» **EXERCISE**:
Lines containing the word "bolt" should be extracted in full.

» **Dataset records**:
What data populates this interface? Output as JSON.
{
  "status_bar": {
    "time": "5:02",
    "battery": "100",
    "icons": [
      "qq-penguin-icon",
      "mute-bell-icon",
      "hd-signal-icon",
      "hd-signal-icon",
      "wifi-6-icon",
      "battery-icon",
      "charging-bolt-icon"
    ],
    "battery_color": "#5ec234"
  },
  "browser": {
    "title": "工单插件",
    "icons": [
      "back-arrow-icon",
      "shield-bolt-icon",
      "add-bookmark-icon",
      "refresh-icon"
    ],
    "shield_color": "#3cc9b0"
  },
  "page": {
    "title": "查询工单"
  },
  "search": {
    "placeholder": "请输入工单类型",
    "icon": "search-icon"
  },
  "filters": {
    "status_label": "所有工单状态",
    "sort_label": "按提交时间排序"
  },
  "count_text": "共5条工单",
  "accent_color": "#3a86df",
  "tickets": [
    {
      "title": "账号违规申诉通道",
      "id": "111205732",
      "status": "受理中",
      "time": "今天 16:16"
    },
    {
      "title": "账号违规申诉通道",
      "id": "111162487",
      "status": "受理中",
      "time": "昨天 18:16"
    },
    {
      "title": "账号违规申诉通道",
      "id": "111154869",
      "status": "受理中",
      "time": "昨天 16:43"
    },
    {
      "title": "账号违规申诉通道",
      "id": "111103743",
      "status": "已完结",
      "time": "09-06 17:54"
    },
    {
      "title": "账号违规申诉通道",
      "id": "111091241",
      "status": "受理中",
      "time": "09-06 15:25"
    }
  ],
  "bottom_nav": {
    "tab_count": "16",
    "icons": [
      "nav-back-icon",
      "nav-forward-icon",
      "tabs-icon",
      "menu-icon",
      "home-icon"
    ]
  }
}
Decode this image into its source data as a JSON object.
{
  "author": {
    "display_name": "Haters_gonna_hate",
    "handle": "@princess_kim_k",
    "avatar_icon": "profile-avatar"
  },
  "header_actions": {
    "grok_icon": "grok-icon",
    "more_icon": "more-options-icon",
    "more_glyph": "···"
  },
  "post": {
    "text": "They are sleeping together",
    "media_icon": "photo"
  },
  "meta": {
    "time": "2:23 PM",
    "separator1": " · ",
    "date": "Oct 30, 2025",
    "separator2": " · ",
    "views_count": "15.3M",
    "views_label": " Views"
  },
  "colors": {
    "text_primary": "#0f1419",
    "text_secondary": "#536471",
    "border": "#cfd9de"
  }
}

» **FULL RESPONSE**:
      "charging-bolt-icon"
      "shield-bolt-icon",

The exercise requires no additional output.